*Exercise details:* Say only how many lines contain the word "iconResourcePath".

*Data excerpts:*
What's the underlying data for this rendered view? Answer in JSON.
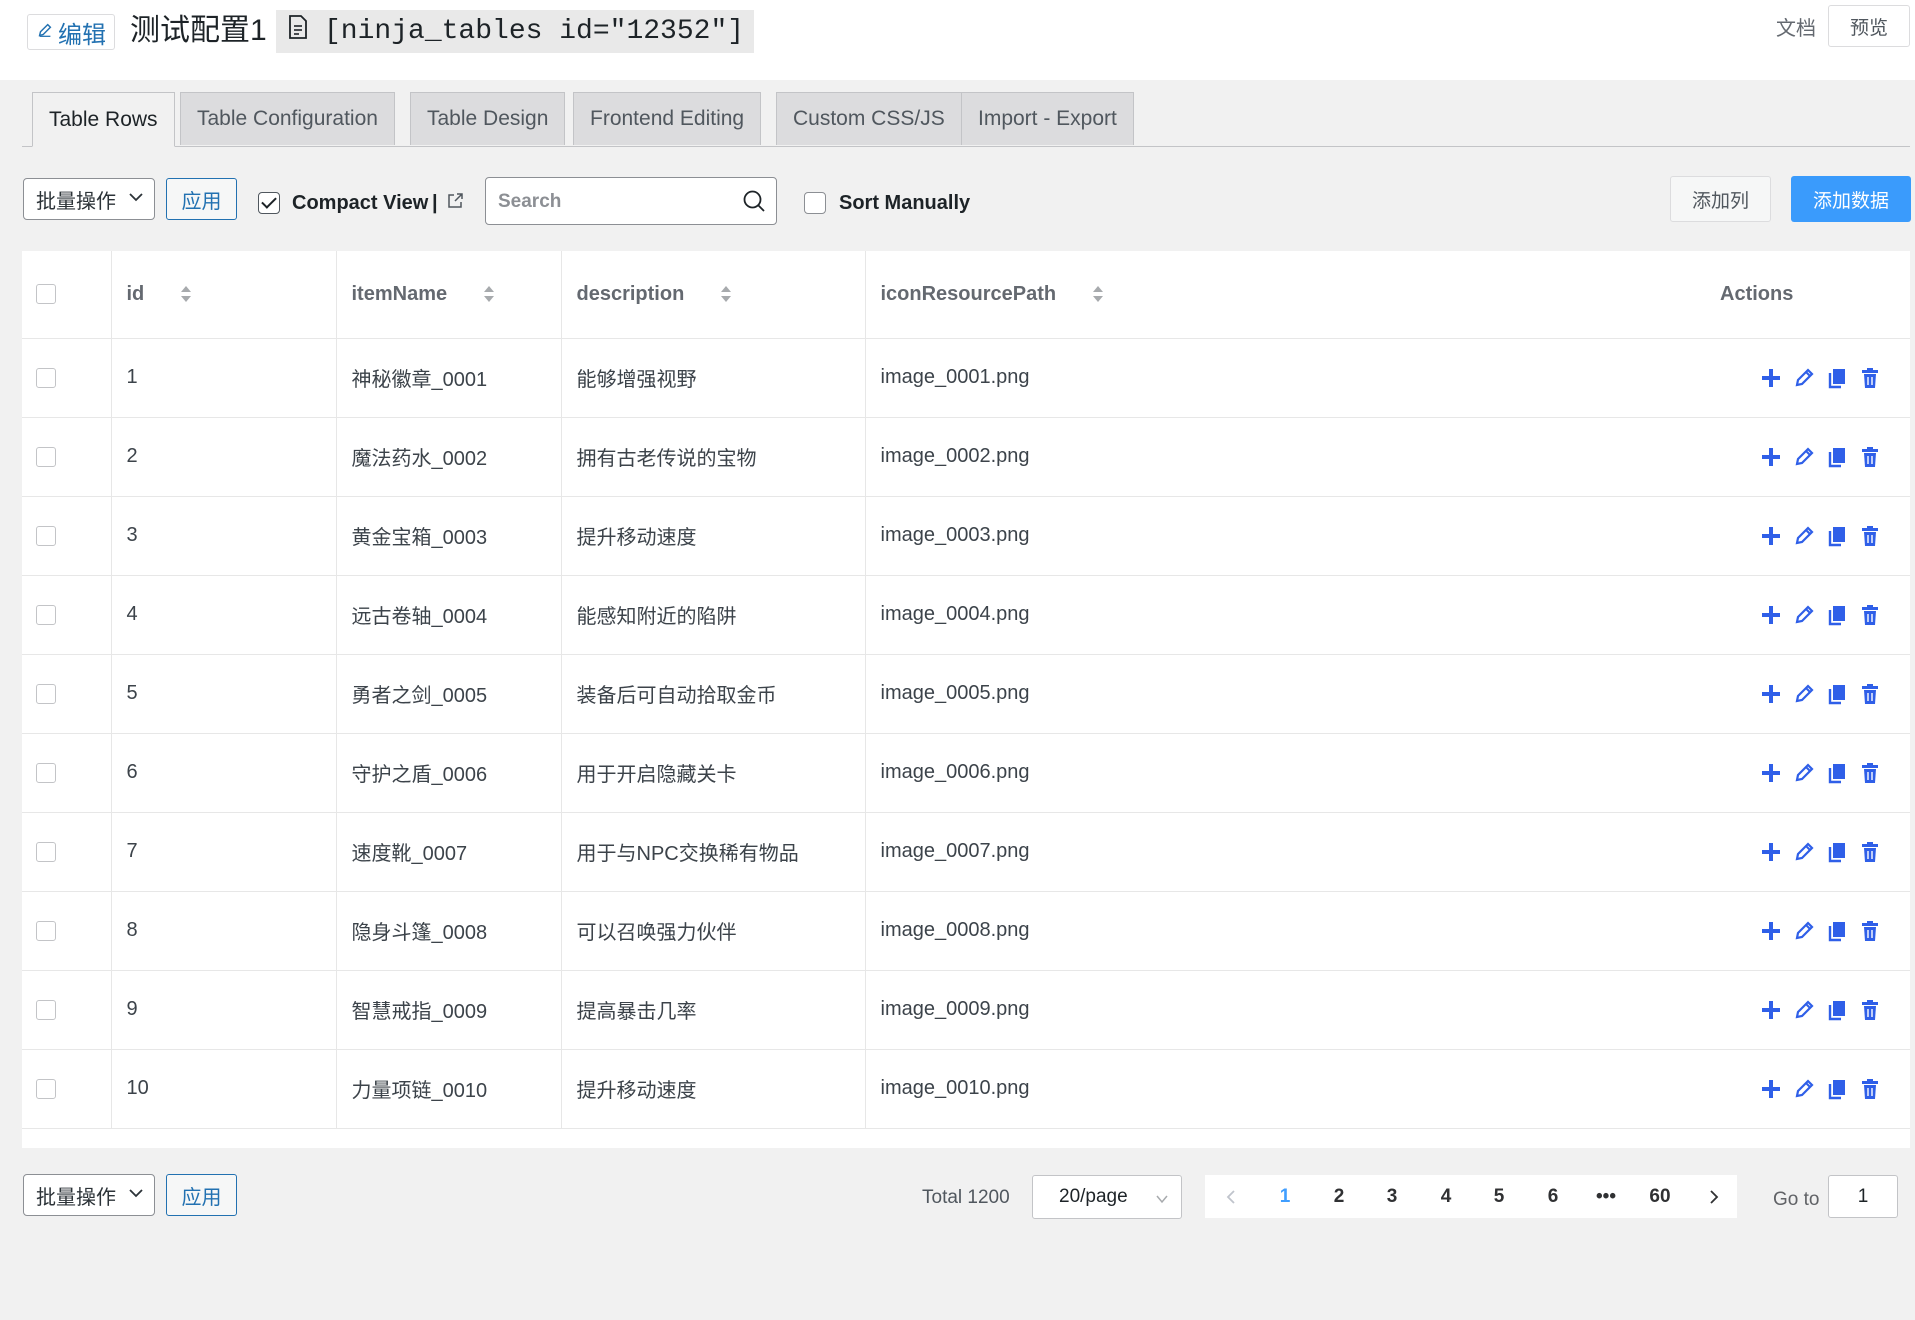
{
  "header": {
    "edit_label": "编辑",
    "table_title": "测试配置1",
    "shortcode": "[ninja_tables id=\"12352\"]",
    "docs_label": "文档",
    "preview_label": "预览"
  },
  "tabs": [
    {
      "label": "Table Rows",
      "active": true
    },
    {
      "label": "Table Configuration"
    },
    {
      "label": "Table Design"
    },
    {
      "label": "Frontend Editing"
    },
    {
      "label": "Custom CSS/JS"
    },
    {
      "label": "Import - Export"
    }
  ],
  "toolbar": {
    "bulk_label": "批量操作",
    "apply_label": "应用",
    "compact_view_label": "Compact View",
    "compact_view_separator": "|",
    "compact_view_checked": true,
    "search_placeholder": "Search",
    "sort_manually_label": "Sort Manually",
    "sort_manually_checked": false,
    "add_column_label": "添加列",
    "add_data_label": "添加数据"
  },
  "table": {
    "columns": [
      "id",
      "itemName",
      "description",
      "iconResourcePath"
    ],
    "actions_header": "Actions",
    "rows": [
      {
        "id": "1",
        "itemName": "神秘徽章_0001",
        "description": "能够增强视野",
        "iconResourcePath": "image_0001.png"
      },
      {
        "id": "2",
        "itemName": "魔法药水_0002",
        "description": "拥有古老传说的宝物",
        "iconResourcePath": "image_0002.png"
      },
      {
        "id": "3",
        "itemName": "黄金宝箱_0003",
        "description": "提升移动速度",
        "iconResourcePath": "image_0003.png"
      },
      {
        "id": "4",
        "itemName": "远古卷轴_0004",
        "description": "能感知附近的陷阱",
        "iconResourcePath": "image_0004.png"
      },
      {
        "id": "5",
        "itemName": "勇者之剑_0005",
        "description": "装备后可自动拾取金币",
        "iconResourcePath": "image_0005.png"
      },
      {
        "id": "6",
        "itemName": "守护之盾_0006",
        "description": "用于开启隐藏关卡",
        "iconResourcePath": "image_0006.png"
      },
      {
        "id": "7",
        "itemName": "速度靴_0007",
        "description": "用于与NPC交换稀有物品",
        "iconResourcePath": "image_0007.png"
      },
      {
        "id": "8",
        "itemName": "隐身斗篷_0008",
        "description": "可以召唤强力伙伴",
        "iconResourcePath": "image_0008.png"
      },
      {
        "id": "9",
        "itemName": "智慧戒指_0009",
        "description": "提高暴击几率",
        "iconResourcePath": "image_0009.png"
      },
      {
        "id": "10",
        "itemName": "力量项链_0010",
        "description": "提升移动速度",
        "iconResourcePath": "image_0010.png"
      }
    ],
    "row_action_icons": [
      "plus-icon",
      "pencil-icon",
      "copy-icon",
      "trash-icon"
    ]
  },
  "footer": {
    "bulk_label": "批量操作",
    "apply_label": "应用",
    "total_text": "Total 1200",
    "page_size_label": "20/page",
    "pages": [
      "1",
      "2",
      "3",
      "4",
      "5",
      "6",
      "•••",
      "60"
    ],
    "current_page": "1",
    "goto_label": "Go to",
    "goto_value": "1"
  },
  "colors": {
    "accent_blue": "#3a9bfc",
    "action_icon_blue": "#2f5fe8",
    "link_blue": "#2271b1",
    "pager_active": "#409eff"
  }
}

*Answer to the exercise:* 11